Page extract below:
Target name represents mean from two probes. Immune-related unigenes are in bold.

Given the high proportion of immune-related genes among genes regulated after baculovirus infection (by both viruses), an immune-related gene search was performed for each virus separately (Fig. 2). Immune-related unigenes were selected based on the relationship of their gene ontology terms with immune responses as well as their sequence homology to known immune-related genes. The immune-related genes that were identified constitute about 1% (263) of all unigenes represented on the Sexi-array. Many of these immune-related unigenes are regulated after SeMNPV and AcMNPV infection, with 136 unigenes and 89 unigenes showing expression differences, respectively. The majority of the immune-related unigenes were found to be down-regulated, with 72% (98 unigenes) and 100% (89 unigenes) down-regulated after SeMNPV and AcMNPV infections, respectively. The list of immune-related unigenes and their differential regulation fold-change values are presented in Supplementary Table S8.

Figure 2

Proportion of unigenes and immune-related unigenes regulated in response to baculovirus infection at 36 hpi.

Color code: blue – total number of unigenes represented in Sexi-array, green – down-regulated unigenes, red – up-regulated unigenes, yellow – total number of immune-related unigenes present in the Sexi-array. The size of the circle reflects the number of unigenes that it represents.

In vivo validation of selected genes by qRT-PCR

To validate the microarray results and extend them to in vivo conditions, 13 genes differentially regulated in Se301 after viral infection (several antimicrobial peptides, a pattern recognition protein, a phenoloxidase activating enzyme and a lectin) were selected; the response of these 13 genes to the viral infection was tested by qRT-PCR. Given that many immune-related genes are differentially regulated, which is generally attributed to insect defense against bacterial and fungal infections, we extended this study to two groups of larvae: one harboring laboratory levels of microbiota (referred to here as “with microbiota”) and another lacking microbiota (referred to here as “w/o microbiota”). Larvae “with microbiota” were reared on standard artificial diet [47] lacking antibiotics to maintain their natural laboratory microbiota levels, while larvae “w/o microbiota” were reared on the standard artificial diet supplemented with 0.2 g/l streptomycin; this supplement has previously been shown to remove a major part of culturable bacteria from the gut [28]. We also selected genes known to be involved in Toll and Imd pathways, and the JAK-STAT signalling pathway, the three main immune signalling pathways. Hypothesizing that gut tissue is where microbiota are located and interact with the insect, we searched for selected genes in larval guts using qRT-PCR.

Most of the selected unigenes showed the same patterns of regulation in infected S. exigua guts (Fig. 3A). In the genes studied, the biggest change was observed for the prophenoloxidase-activating enzyme. The peptidoglycan recognition protein (PGRP) and the β-glucan recognition protein (β-GRP) as well as antimicrobial effectors attacin and cecropin B also displayed clear down-regulation upon baculovirus exposure. Gloverin was down-regulated by infection in cell culture but no regulation in the larval gut tissue was observed. Among the three immune signalling pathway genes assayed in infected larvae, only the Imd gene was found to be down-regulated. Although the expression pattern was similar in larvae with and without microbiota, the level of regulation was in general stronger in larvae with microbiota.
End of Page extract.
- [Work to complete] According to the baculovirus text, what concentration of streptomycin was added to the diet of the larvae without microbiota? Answer from the baculovirus text alone, not the listing.
Provided material below:
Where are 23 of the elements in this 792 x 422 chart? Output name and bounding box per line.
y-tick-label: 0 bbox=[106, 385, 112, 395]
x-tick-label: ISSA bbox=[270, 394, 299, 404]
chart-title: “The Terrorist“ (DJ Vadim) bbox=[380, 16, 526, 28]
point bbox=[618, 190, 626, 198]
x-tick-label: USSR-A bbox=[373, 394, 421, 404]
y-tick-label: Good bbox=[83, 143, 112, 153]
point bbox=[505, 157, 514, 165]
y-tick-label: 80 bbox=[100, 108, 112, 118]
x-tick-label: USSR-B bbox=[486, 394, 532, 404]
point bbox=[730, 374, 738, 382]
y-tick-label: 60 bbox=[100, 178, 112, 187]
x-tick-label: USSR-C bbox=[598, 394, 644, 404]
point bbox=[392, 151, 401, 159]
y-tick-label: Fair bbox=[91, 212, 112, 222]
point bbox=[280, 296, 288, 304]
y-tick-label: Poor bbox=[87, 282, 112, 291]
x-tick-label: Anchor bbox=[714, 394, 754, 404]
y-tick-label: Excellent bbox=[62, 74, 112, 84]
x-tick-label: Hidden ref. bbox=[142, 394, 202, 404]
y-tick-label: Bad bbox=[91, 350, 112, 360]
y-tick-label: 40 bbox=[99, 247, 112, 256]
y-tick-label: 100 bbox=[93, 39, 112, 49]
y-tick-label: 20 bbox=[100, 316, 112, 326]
End of Provided material.
- [Task response] 0.2 g/l